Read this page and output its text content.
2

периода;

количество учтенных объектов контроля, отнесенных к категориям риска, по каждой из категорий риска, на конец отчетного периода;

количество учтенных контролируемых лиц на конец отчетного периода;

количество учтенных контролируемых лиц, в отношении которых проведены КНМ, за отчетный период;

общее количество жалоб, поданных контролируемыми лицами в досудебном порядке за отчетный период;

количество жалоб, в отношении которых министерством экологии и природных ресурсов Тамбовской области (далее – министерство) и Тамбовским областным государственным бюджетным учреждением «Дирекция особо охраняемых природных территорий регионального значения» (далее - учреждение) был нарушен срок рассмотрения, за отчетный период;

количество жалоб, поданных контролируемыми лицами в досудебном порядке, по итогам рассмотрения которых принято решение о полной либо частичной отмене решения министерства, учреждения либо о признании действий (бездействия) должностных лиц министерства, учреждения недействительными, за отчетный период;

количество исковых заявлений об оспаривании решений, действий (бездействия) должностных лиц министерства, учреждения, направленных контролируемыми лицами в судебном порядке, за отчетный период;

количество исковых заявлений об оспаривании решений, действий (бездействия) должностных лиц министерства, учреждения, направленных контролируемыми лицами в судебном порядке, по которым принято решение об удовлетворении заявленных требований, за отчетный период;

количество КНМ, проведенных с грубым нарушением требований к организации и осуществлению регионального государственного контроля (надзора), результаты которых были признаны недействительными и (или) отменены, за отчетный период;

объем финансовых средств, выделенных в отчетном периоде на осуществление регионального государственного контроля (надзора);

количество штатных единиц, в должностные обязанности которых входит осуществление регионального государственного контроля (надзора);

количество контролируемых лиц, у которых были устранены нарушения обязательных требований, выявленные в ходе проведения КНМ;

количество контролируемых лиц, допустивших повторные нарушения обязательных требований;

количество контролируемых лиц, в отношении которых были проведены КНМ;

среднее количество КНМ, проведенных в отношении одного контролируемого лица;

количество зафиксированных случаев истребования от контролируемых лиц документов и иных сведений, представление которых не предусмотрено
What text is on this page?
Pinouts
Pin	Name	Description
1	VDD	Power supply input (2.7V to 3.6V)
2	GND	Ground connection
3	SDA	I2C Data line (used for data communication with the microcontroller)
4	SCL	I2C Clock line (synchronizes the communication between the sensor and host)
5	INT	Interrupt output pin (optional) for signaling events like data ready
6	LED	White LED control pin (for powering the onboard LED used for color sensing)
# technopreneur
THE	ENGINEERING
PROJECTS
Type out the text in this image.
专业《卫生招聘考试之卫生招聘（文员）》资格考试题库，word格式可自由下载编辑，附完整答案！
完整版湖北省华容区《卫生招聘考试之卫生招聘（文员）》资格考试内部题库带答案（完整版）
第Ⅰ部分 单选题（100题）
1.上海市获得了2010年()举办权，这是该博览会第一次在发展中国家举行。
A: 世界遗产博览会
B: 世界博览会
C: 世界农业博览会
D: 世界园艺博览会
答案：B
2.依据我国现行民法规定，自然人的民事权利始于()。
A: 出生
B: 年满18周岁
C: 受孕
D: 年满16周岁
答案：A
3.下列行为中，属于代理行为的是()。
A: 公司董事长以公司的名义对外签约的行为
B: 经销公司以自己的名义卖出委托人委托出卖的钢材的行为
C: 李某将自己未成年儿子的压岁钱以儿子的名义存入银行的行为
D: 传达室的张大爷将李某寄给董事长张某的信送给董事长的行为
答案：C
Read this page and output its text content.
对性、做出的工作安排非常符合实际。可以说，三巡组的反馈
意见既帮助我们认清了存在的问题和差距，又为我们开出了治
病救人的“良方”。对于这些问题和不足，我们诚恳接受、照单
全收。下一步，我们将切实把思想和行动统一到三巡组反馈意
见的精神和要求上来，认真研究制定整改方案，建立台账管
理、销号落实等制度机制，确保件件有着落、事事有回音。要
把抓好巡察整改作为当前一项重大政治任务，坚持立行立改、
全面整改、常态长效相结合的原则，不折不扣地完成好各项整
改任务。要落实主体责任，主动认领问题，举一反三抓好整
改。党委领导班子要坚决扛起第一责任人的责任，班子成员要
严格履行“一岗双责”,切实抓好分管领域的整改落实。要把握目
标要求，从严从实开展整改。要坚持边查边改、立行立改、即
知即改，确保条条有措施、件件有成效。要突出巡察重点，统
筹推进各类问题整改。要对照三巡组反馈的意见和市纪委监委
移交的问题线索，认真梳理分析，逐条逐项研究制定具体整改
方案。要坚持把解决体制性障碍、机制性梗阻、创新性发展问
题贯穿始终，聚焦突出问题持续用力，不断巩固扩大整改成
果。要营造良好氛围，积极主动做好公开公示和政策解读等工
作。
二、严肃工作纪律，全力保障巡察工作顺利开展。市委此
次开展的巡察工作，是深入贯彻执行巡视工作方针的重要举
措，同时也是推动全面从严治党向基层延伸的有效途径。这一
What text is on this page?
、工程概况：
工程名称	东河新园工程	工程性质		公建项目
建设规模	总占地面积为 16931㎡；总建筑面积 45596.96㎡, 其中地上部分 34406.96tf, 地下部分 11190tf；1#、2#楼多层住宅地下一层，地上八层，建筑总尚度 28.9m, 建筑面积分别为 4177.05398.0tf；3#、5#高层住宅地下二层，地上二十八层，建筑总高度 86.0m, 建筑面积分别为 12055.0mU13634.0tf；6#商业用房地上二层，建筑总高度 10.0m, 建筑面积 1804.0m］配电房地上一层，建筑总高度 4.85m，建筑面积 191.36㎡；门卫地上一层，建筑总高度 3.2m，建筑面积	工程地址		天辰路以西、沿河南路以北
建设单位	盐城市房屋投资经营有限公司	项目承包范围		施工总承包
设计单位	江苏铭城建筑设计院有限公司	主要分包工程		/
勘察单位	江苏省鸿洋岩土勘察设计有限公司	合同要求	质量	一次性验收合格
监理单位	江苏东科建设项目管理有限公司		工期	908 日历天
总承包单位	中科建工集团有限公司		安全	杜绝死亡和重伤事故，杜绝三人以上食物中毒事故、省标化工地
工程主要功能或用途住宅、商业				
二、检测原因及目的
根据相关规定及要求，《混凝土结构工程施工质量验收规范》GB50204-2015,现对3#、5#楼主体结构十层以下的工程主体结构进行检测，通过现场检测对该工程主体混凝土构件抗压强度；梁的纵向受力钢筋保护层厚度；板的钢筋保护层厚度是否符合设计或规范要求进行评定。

--

* SET EXERCISE *
In the entries above, identify every line with the string "порядке".

* TASK OUTPUT *
общее количество жалоб, поданных контролируемыми лицами в досудебном порядке за отчетный период;
количество жалоб, поданных контролируемыми лицами в досудебном порядке, по итогам рассмотрения которых принято решение о полной либо частичной отмене решения министерства, учреждения либо о признании действий (бездействия) должностных лиц министерства, учреждения недействительными, за отчетный период;
количество исковых заявлений об оспаривании решений, действий (бездействия) должностных лиц министерства, учреждения, направленных контролируемыми лицами в судебном порядке, за отчетный период;
количество исковых заявлений об оспаривании решений, действий (бездействия) должностных лиц министерства, учреждения, направленных контролируемыми лицами в судебном порядке, по которым принято решение об удовлетворении заявленных требований, за отчетный период;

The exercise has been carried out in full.